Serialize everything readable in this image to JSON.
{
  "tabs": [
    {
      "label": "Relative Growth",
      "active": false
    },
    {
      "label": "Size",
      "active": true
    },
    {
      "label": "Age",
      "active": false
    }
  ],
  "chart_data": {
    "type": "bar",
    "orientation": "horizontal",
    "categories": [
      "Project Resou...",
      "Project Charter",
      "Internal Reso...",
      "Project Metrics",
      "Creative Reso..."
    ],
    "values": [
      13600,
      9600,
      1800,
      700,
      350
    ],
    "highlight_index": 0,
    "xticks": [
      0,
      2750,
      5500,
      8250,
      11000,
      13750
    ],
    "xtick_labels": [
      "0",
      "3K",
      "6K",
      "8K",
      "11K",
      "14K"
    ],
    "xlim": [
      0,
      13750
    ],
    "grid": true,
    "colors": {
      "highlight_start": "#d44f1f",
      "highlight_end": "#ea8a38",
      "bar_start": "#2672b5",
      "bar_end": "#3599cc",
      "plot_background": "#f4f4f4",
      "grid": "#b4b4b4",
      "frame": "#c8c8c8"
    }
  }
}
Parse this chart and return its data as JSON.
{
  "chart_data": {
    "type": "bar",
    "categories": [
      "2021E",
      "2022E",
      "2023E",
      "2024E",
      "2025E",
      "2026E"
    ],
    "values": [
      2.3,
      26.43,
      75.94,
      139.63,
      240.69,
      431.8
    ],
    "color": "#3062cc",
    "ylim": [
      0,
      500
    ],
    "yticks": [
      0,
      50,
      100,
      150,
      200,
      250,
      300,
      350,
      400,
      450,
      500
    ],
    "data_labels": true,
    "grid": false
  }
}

EXERCISE DESCRIPTION: Copy out each record, keeping every word as it is.

RESULT OF THIS TASK:
Serialize everything readable in this image to JSON.
{
  "tabs": [
    {
      "label": "Relative Growth",
      "active": false
    },
    {
      "label": "Size",
      "active": true
    },
    {
      "label": "Age",
      "active": false
    }
  ],
  "chart_data": {
    "type": "bar",
    "orientation": "horizontal",
    "categories": [
      "Project Resou...",
      "Project Charter",
      "Internal Reso...",
      "Project Metrics",
      "Creative Reso..."
    ],
    "values": [
      13600,
      9600,
      1800,
      700,
      350
    ],
    "highlight_index": 0,
    "xticks": [
      0,
      2750,
      5500,
      8250,
      11000,
      13750
    ],
    "xtick_labels": [
      "0",
      "3K",
      "6K",
      "8K",
      "11K",
      "14K"
    ],
    "xlim": [
      0,
      13750
    ],
    "grid": true,
    "colors": {
      "highlight_start": "#d44f1f",
      "highlight_end": "#ea8a38",
      "bar_start": "#2672b5",
      "bar_end": "#3599cc",
      "plot_background": "#f4f4f4",
      "grid": "#b4b4b4",
      "frame": "#c8c8c8"
    }
  }
}
Parse this chart and return its data as JSON.
{
  "chart_data": {
    "type": "bar",
    "categories": [
      "2021E",
      "2022E",
      "2023E",
      "2024E",
      "2025E",
      "2026E"
    ],
    "values": [
      2.3,
      26.43,
      75.94,
      139.63,
      240.69,
      431.8
    ],
    "color": "#3062cc",
    "ylim": [
      0,
      500
    ],
    "yticks": [
      0,
      50,
      100,
      150,
      200,
      250,
      300,
      350,
      400,
      450,
      500
    ],
    "data_labels": true,
    "grid": false
  }
}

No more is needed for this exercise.